§ **Problem requirements**: Repeat every line of the material, character for character.

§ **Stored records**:
────────
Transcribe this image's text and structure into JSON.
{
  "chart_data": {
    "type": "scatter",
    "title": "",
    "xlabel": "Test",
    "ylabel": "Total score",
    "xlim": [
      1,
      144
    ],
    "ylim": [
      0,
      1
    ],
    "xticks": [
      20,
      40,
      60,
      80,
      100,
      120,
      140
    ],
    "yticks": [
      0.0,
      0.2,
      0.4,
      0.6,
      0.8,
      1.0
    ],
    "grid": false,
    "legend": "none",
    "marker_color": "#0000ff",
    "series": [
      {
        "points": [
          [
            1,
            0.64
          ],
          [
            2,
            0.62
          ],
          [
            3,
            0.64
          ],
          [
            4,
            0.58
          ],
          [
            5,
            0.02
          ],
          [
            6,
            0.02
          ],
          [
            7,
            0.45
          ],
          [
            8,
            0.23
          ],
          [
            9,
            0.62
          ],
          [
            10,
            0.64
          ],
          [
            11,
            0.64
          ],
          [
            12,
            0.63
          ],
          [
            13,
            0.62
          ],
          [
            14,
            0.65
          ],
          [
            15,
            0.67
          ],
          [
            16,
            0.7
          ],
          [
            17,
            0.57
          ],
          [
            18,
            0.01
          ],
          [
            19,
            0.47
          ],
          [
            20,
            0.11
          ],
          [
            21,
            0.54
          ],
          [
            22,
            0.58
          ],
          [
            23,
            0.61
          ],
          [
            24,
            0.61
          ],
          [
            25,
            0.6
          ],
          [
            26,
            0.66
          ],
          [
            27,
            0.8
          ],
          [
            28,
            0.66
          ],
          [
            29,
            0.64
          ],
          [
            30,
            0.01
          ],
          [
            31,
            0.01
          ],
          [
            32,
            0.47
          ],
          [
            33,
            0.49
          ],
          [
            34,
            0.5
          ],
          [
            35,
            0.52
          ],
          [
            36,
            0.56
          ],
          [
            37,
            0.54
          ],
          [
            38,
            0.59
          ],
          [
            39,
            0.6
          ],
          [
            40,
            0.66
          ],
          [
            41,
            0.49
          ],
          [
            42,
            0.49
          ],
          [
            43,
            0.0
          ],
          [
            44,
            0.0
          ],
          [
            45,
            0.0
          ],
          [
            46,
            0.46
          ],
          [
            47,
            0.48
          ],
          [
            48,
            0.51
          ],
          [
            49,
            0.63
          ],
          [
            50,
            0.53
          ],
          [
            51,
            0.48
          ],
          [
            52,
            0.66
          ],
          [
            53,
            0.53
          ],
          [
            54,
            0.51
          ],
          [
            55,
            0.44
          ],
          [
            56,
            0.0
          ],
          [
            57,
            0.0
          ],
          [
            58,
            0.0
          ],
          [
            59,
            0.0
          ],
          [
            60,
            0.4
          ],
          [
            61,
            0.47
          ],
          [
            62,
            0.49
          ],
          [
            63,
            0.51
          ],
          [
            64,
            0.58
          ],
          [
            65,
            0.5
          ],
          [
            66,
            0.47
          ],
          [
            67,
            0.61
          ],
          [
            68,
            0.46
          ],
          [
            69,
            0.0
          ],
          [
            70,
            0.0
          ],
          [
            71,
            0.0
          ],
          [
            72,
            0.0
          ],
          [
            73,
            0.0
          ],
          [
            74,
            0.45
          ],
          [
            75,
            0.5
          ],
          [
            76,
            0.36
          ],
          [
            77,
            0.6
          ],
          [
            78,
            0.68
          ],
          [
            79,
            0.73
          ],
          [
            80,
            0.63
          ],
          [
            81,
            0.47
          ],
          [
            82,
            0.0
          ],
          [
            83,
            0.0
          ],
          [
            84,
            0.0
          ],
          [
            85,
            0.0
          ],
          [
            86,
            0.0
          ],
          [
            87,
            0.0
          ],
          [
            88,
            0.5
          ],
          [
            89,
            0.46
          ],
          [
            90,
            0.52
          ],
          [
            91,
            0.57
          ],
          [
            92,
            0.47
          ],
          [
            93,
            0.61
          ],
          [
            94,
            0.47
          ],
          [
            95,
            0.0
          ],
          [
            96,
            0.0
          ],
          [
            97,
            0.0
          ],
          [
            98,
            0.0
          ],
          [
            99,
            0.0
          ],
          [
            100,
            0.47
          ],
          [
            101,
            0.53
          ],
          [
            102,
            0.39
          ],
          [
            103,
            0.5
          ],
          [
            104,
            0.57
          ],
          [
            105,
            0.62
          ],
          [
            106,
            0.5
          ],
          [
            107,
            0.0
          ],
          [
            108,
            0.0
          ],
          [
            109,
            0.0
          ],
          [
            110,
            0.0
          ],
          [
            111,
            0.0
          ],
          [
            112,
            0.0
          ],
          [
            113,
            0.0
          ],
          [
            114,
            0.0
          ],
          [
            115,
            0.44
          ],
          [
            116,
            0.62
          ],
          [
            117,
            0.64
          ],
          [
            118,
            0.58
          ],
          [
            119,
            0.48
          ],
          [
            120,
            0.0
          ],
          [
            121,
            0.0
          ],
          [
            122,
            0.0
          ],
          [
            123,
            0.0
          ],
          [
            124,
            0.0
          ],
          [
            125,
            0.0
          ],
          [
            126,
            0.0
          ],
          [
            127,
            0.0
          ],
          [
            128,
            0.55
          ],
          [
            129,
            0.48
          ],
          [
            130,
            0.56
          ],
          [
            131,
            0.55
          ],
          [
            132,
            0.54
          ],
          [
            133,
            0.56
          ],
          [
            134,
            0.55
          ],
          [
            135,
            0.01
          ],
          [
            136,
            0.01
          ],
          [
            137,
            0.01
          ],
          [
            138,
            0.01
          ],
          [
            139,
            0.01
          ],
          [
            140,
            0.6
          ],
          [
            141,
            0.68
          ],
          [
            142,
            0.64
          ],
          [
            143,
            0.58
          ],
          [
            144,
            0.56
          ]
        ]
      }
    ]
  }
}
────────
§ **Answer to this exercise**:
Transcribe this image's text and structure into JSON.
{
  "chart_data": {
    "type": "scatter",
    "title": "",
    "xlabel": "Test",
    "ylabel": "Total score",
    "xlim": [
      1,
      144
    ],
    "ylim": [
      0,
      1
    ],
    "xticks": [
      20,
      40,
      60,
      80,
      100,
      120,
      140
    ],
    "yticks": [
      0.0,
      0.2,
      0.4,
      0.6,
      0.8,
      1.0
    ],
    "grid": false,
    "legend": "none",
    "marker_color": "#0000ff",
    "series": [
      {
        "points": [
          [
            1,
            0.64
          ],
          [
            2,
            0.62
          ],
          [
            3,
            0.64
          ],
          [
            4,
            0.58
          ],
          [
            5,
            0.02
          ],
          [
            6,
            0.02
          ],
          [
            7,
            0.45
          ],
          [
            8,
            0.23
          ],
          [
            9,
            0.62
          ],
          [
            10,
            0.64
          ],
          [
            11,
            0.64
          ],
          [
            12,
            0.63
          ],
          [
            13,
            0.62
          ],
          [
            14,
            0.65
          ],
          [
            15,
            0.67
          ],
          [
            16,
            0.7
          ],
          [
            17,
            0.57
          ],
          [
            18,
            0.01
          ],
          [
            19,
            0.47
          ],
          [
            20,
            0.11
          ],
          [
            21,
            0.54
          ],
          [
            22,
            0.58
          ],
          [
            23,
            0.61
          ],
          [
            24,
            0.61
          ],
          [
            25,
            0.6
          ],
          [
            26,
            0.66
          ],
          [
            27,
            0.8
          ],
          [
            28,
            0.66
          ],
          [
            29,
            0.64
          ],
          [
            30,
            0.01
          ],
          [
            31,
            0.01
          ],
          [
            32,
            0.47
          ],
          [
            33,
            0.49
          ],
          [
            34,
            0.5
          ],
          [
            35,
            0.52
          ],
          [
            36,
            0.56
          ],
          [
            37,
            0.54
          ],
          [
            38,
            0.59
          ],
          [
            39,
            0.6
          ],
          [
            40,
            0.66
          ],
          [
            41,
            0.49
          ],
          [
            42,
            0.49
          ],
          [
            43,
            0.0
          ],
          [
            44,
            0.0
          ],
          [
            45,
            0.0
          ],
          [
            46,
            0.46
          ],
          [
            47,
            0.48
          ],
          [
            48,
            0.51
          ],
          [
            49,
            0.63
          ],
          [
            50,
            0.53
          ],
          [
            51,
            0.48
          ],
          [
            52,
            0.66
          ],
          [
            53,
            0.53
          ],
          [
            54,
            0.51
          ],
          [
            55,
            0.44
          ],
          [
            56,
            0.0
          ],
          [
            57,
            0.0
          ],
          [
            58,
            0.0
          ],
          [
            59,
            0.0
          ],
          [
            60,
            0.4
          ],
          [
            61,
            0.47
          ],
          [
            62,
            0.49
          ],
          [
            63,
            0.51
          ],
          [
            64,
            0.58
          ],
          [
            65,
            0.5
          ],
          [
            66,
            0.47
          ],
          [
            67,
            0.61
          ],
          [
            68,
            0.46
          ],
          [
            69,
            0.0
          ],
          [
            70,
            0.0
          ],
          [
            71,
            0.0
          ],
          [
            72,
            0.0
          ],
          [
            73,
            0.0
          ],
          [
            74,
            0.45
          ],
          [
            75,
            0.5
          ],
          [
            76,
            0.36
          ],
          [
            77,
            0.6
          ],
          [
            78,
            0.68
          ],
          [
            79,
            0.73
          ],
          [
            80,
            0.63
          ],
          [
            81,
            0.47
          ],
          [
            82,
            0.0
          ],
          [
            83,
            0.0
          ],
          [
            84,
            0.0
          ],
          [
            85,
            0.0
          ],
          [
            86,
            0.0
          ],
          [
            87,
            0.0
          ],
          [
            88,
            0.5
          ],
          [
            89,
            0.46
          ],
          [
            90,
            0.52
          ],
          [
            91,
            0.57
          ],
          [
            92,
            0.47
          ],
          [
            93,
            0.61
          ],
          [
            94,
            0.47
          ],
          [
            95,
            0.0
          ],
          [
            96,
            0.0
          ],
          [
            97,
            0.0
          ],
          [
            98,
            0.0
          ],
          [
            99,
            0.0
          ],
          [
            100,
            0.47
          ],
          [
            101,
            0.53
          ],
          [
            102,
            0.39
          ],
          [
            103,
            0.5
          ],
          [
            104,
            0.57
          ],
          [
            105,
            0.62
          ],
          [
            106,
            0.5
          ],
          [
            107,
            0.0
          ],
          [
            108,
            0.0
          ],
          [
            109,
            0.0
          ],
          [
            110,
            0.0
          ],
          [
            111,
            0.0
          ],
          [
            112,
            0.0
          ],
          [
            113,
            0.0
          ],
          [
            114,
            0.0
          ],
          [
            115,
            0.44
          ],
          [
            116,
            0.62
          ],
          [
            117,
            0.64
          ],
          [
            118,
            0.58
          ],
          [
            119,
            0.48
          ],
          [
            120,
            0.0
          ],
          [
            121,
            0.0
          ],
          [
            122,
            0.0
          ],
          [
            123,
            0.0
          ],
          [
            124,
            0.0
          ],
          [
            125,
            0.0
          ],
          [
            126,
            0.0
          ],
          [
            127,
            0.0
          ],
          [
            128,
            0.55
          ],
          [
            129,
            0.48
          ],
          [
            130,
            0.56
          ],
          [
            131,
            0.55
          ],
          [
            132,
            0.54
          ],
          [
            133,
            0.56
          ],
          [
            134,
            0.55
          ],
          [
            135,
            0.01
          ],
          [
            136,
            0.01
          ],
          [
            137,
            0.01
          ],
          [
            138,
            0.01
          ],
          [
            139,
            0.01
          ],
          [
            140,
            0.6
          ],
          [
            141,
            0.68
          ],
          [
            142,
            0.64
          ],
          [
            143,
            0.58
          ],
          [
            144,
            0.56
          ]
        ]
      }
    ]
  }
}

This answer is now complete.